■ What is needed
Repeat the whole listing below, word for word.

## start Exercise data

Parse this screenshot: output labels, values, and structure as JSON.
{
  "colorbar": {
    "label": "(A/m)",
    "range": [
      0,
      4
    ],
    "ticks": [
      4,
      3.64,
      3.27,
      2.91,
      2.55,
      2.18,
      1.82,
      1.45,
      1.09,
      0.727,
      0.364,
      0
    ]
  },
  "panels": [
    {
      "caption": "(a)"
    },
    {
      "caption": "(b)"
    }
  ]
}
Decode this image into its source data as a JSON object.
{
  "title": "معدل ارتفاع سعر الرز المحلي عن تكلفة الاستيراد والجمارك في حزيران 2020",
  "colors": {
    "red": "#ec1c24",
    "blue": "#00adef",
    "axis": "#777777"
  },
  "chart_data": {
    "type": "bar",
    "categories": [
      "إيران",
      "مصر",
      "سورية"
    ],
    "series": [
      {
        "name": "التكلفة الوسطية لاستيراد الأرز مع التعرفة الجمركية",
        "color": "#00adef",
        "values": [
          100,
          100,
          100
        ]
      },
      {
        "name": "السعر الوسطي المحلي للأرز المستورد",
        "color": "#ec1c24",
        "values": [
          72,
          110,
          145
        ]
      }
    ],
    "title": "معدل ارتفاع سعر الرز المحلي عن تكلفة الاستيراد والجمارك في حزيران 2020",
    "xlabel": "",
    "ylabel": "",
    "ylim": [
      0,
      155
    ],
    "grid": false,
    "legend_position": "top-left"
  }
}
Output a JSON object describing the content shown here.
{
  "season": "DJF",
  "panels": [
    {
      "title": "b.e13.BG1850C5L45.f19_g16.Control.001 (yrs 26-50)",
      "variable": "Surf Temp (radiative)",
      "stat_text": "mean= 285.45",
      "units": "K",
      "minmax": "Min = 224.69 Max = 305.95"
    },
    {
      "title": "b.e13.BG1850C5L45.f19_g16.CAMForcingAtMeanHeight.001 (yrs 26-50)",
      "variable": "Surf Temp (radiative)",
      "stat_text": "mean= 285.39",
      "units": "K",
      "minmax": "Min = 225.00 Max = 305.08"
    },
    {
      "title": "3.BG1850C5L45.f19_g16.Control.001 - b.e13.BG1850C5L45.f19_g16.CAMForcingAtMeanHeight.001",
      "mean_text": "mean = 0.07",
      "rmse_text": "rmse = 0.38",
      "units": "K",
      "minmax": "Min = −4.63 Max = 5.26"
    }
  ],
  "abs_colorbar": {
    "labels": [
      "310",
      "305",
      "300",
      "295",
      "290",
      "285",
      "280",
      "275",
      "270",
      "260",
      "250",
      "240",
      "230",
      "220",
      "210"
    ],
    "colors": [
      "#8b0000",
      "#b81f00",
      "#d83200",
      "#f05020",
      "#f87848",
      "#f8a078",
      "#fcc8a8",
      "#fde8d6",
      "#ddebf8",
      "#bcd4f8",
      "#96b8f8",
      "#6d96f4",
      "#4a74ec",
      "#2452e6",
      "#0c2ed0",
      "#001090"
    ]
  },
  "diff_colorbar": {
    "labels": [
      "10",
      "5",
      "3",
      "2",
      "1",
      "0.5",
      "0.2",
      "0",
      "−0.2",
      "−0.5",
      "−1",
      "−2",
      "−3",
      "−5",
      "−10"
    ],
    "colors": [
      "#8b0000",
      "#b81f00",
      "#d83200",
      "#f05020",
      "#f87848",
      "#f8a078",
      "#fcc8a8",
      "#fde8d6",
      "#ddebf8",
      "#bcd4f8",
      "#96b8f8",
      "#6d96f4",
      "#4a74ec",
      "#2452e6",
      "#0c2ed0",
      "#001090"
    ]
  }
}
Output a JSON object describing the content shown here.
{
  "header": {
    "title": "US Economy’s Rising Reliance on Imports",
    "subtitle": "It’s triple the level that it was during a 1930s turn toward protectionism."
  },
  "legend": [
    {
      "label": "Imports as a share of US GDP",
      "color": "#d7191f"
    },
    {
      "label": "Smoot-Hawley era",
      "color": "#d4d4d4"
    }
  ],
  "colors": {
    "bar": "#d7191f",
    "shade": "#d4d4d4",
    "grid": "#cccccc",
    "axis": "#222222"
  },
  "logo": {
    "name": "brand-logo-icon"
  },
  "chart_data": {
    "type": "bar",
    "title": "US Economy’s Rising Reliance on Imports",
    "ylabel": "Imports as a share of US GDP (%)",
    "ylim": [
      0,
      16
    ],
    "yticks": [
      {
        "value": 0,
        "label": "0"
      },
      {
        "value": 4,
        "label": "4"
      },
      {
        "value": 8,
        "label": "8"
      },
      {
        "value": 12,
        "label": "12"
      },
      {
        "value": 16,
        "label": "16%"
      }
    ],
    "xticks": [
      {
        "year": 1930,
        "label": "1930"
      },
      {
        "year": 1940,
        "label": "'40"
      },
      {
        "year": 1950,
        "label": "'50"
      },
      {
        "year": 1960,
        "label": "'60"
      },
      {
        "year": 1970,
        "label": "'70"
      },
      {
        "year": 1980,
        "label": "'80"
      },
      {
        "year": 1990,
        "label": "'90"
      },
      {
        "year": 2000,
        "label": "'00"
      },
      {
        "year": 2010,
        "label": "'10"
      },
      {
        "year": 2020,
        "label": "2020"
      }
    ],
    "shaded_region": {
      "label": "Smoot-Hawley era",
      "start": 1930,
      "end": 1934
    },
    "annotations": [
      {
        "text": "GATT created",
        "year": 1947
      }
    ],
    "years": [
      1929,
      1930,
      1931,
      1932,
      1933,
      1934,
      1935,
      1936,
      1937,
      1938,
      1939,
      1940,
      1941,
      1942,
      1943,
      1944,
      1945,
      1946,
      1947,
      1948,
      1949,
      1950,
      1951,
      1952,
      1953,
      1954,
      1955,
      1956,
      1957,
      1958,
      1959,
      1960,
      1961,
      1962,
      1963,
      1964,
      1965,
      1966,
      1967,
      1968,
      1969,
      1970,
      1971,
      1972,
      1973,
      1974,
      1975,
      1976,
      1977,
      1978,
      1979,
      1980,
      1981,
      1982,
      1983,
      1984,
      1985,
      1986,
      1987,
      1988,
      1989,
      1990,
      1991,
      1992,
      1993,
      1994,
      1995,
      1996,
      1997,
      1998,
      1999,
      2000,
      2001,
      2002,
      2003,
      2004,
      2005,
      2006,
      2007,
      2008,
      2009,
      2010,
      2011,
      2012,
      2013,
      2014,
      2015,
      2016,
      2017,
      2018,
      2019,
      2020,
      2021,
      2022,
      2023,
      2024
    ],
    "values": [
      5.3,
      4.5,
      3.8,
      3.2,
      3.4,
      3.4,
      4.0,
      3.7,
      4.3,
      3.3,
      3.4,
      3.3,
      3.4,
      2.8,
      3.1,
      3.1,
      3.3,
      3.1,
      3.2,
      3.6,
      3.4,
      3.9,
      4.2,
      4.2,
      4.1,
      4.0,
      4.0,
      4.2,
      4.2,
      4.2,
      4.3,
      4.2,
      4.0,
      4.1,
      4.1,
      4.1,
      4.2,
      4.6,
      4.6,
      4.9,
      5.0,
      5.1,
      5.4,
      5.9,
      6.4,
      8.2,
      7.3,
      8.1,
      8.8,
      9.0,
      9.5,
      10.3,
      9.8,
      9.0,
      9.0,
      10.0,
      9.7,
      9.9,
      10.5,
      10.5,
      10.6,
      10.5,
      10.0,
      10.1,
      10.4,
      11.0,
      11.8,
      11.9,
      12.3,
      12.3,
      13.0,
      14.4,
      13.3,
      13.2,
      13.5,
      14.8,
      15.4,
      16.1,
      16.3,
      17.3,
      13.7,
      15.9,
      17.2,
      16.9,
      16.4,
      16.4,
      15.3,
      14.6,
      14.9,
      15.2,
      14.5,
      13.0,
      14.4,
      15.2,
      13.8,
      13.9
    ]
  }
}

## end Exercise data

■ Complete output
Parse this screenshot: output labels, values, and structure as JSON.
{
  "colorbar": {
    "label": "(A/m)",
    "range": [
      0,
      4
    ],
    "ticks": [
      4,
      3.64,
      3.27,
      2.91,
      2.55,
      2.18,
      1.82,
      1.45,
      1.09,
      0.727,
      0.364,
      0
    ]
  },
  "panels": [
    {
      "caption": "(a)"
    },
    {
      "caption": "(b)"
    }
  ]
}
Decode this image into its source data as a JSON object.
{
  "title": "معدل ارتفاع سعر الرز المحلي عن تكلفة الاستيراد والجمارك في حزيران 2020",
  "colors": {
    "red": "#ec1c24",
    "blue": "#00adef",
    "axis": "#777777"
  },
  "chart_data": {
    "type": "bar",
    "categories": [
      "إيران",
      "مصر",
      "سورية"
    ],
    "series": [
      {
        "name": "التكلفة الوسطية لاستيراد الأرز مع التعرفة الجمركية",
        "color": "#00adef",
        "values": [
          100,
          100,
          100
        ]
      },
      {
        "name": "السعر الوسطي المحلي للأرز المستورد",
        "color": "#ec1c24",
        "values": [
          72,
          110,
          145
        ]
      }
    ],
    "title": "معدل ارتفاع سعر الرز المحلي عن تكلفة الاستيراد والجمارك في حزيران 2020",
    "xlabel": "",
    "ylabel": "",
    "ylim": [
      0,
      155
    ],
    "grid": false,
    "legend_position": "top-left"
  }
}
Output a JSON object describing the content shown here.
{
  "season": "DJF",
  "panels": [
    {
      "title": "b.e13.BG1850C5L45.f19_g16.Control.001 (yrs 26-50)",
      "variable": "Surf Temp (radiative)",
      "stat_text": "mean= 285.45",
      "units": "K",
      "minmax": "Min = 224.69 Max = 305.95"
    },
    {
      "title": "b.e13.BG1850C5L45.f19_g16.CAMForcingAtMeanHeight.001 (yrs 26-50)",
      "variable": "Surf Temp (radiative)",
      "stat_text": "mean= 285.39",
      "units": "K",
      "minmax": "Min = 225.00 Max = 305.08"
    },
    {
      "title": "3.BG1850C5L45.f19_g16.Control.001 - b.e13.BG1850C5L45.f19_g16.CAMForcingAtMeanHeight.001",
      "mean_text": "mean = 0.07",
      "rmse_text": "rmse = 0.38",
      "units": "K",
      "minmax": "Min = −4.63 Max = 5.26"
    }
  ],
  "abs_colorbar": {
    "labels": [
      "310",
      "305",
      "300",
      "295",
      "290",
      "285",
      "280",
      "275",
      "270",
      "260",
      "250",
      "240",
      "230",
      "220",
      "210"
    ],
    "colors": [
      "#8b0000",
      "#b81f00",
      "#d83200",
      "#f05020",
      "#f87848",
      "#f8a078",
      "#fcc8a8",
      "#fde8d6",
      "#ddebf8",
      "#bcd4f8",
      "#96b8f8",
      "#6d96f4",
      "#4a74ec",
      "#2452e6",
      "#0c2ed0",
      "#001090"
    ]
  },
  "diff_colorbar": {
    "labels": [
      "10",
      "5",
      "3",
      "2",
      "1",
      "0.5",
      "0.2",
      "0",
      "−0.2",
      "−0.5",
      "−1",
      "−2",
      "−3",
      "−5",
      "−10"
    ],
    "colors": [
      "#8b0000",
      "#b81f00",
      "#d83200",
      "#f05020",
      "#f87848",
      "#f8a078",
      "#fcc8a8",
      "#fde8d6",
      "#ddebf8",
      "#bcd4f8",
      "#96b8f8",
      "#6d96f4",
      "#4a74ec",
      "#2452e6",
      "#0c2ed0",
      "#001090"
    ]
  }
}
Output a JSON object describing the content shown here.
{
  "header": {
    "title": "US Economy’s Rising Reliance on Imports",
    "subtitle": "It’s triple the level that it was during a 1930s turn toward protectionism."
  },
  "legend": [
    {
      "label": "Imports as a share of US GDP",
      "color": "#d7191f"
    },
    {
      "label": "Smoot-Hawley era",
      "color": "#d4d4d4"
    }
  ],
  "colors": {
    "bar": "#d7191f",
    "shade": "#d4d4d4",
    "grid": "#cccccc",
    "axis": "#222222"
  },
  "logo": {
    "name": "brand-logo-icon"
  },
  "chart_data": {
    "type": "bar",
    "title": "US Economy’s Rising Reliance on Imports",
    "ylabel": "Imports as a share of US GDP (%)",
    "ylim": [
      0,
      16
    ],
    "yticks": [
      {
        "value": 0,
        "label": "0"
      },
      {
        "value": 4,
        "label": "4"
      },
      {
        "value": 8,
        "label": "8"
      },
      {
        "value": 12,
        "label": "12"
      },
      {
        "value": 16,
        "label": "16%"
      }
    ],
    "xticks": [
      {
        "year": 1930,
        "label": "1930"
      },
      {
        "year": 1940,
        "label": "'40"
      },
      {
        "year": 1950,
        "label": "'50"
      },
      {
        "year": 1960,
        "label": "'60"
      },
      {
        "year": 1970,
        "label": "'70"
      },
      {
        "year": 1980,
        "label": "'80"
      },
      {
        "year": 1990,
        "label": "'90"
      },
      {
        "year": 2000,
        "label": "'00"
      },
      {
        "year": 2010,
        "label": "'10"
      },
      {
        "year": 2020,
        "label": "2020"
      }
    ],
    "shaded_region": {
      "label": "Smoot-Hawley era",
      "start": 1930,
      "end": 1934
    },
    "annotations": [
      {
        "text": "GATT created",
        "year": 1947
      }
    ],
    "years": [
      1929,
      1930,
      1931,
      1932,
      1933,
      1934,
      1935,
      1936,
      1937,
      1938,
      1939,
      1940,
      1941,
      1942,
      1943,
      1944,
      1945,
      1946,
      1947,
      1948,
      1949,
      1950,
      1951,
      1952,
      1953,
      1954,
      1955,
      1956,
      1957,
      1958,
      1959,
      1960,
      1961,
      1962,
      1963,
      1964,
      1965,
      1966,
      1967,
      1968,
      1969,
      1970,
      1971,
      1972,
      1973,
      1974,
      1975,
      1976,
      1977,
      1978,
      1979,
      1980,
      1981,
      1982,
      1983,
      1984,
      1985,
      1986,
      1987,
      1988,
      1989,
      1990,
      1991,
      1992,
      1993,
      1994,
      1995,
      1996,
      1997,
      1998,
      1999,
      2000,
      2001,
      2002,
      2003,
      2004,
      2005,
      2006,
      2007,
      2008,
      2009,
      2010,
      2011,
      2012,
      2013,
      2014,
      2015,
      2016,
      2017,
      2018,
      2019,
      2020,
      2021,
      2022,
      2023,
      2024
    ],
    "values": [
      5.3,
      4.5,
      3.8,
      3.2,
      3.4,
      3.4,
      4.0,
      3.7,
      4.3,
      3.3,
      3.4,
      3.3,
      3.4,
      2.8,
      3.1,
      3.1,
      3.3,
      3.1,
      3.2,
      3.6,
      3.4,
      3.9,
      4.2,
      4.2,
      4.1,
      4.0,
      4.0,
      4.2,
      4.2,
      4.2,
      4.3,
      4.2,
      4.0,
      4.1,
      4.1,
      4.1,
      4.2,
      4.6,
      4.6,
      4.9,
      5.0,
      5.1,
      5.4,
      5.9,
      6.4,
      8.2,
      7.3,
      8.1,
      8.8,
      9.0,
      9.5,
      10.3,
      9.8,
      9.0,
      9.0,
      10.0,
      9.7,
      9.9,
      10.5,
      10.5,
      10.6,
      10.5,
      10.0,
      10.1,
      10.4,
      11.0,
      11.8,
      11.9,
      12.3,
      12.3,
      13.0,
      14.4,
      13.3,
      13.2,
      13.5,
      14.8,
      15.4,
      16.1,
      16.3,
      17.3,
      13.7,
      15.9,
      17.2,
      16.9,
      16.4,
      16.4,
      15.3,
      14.6,
      14.9,
      15.2,
      14.5,
      13.0,
      14.4,
      15.2,
      13.8,
      13.9
    ]
  }
}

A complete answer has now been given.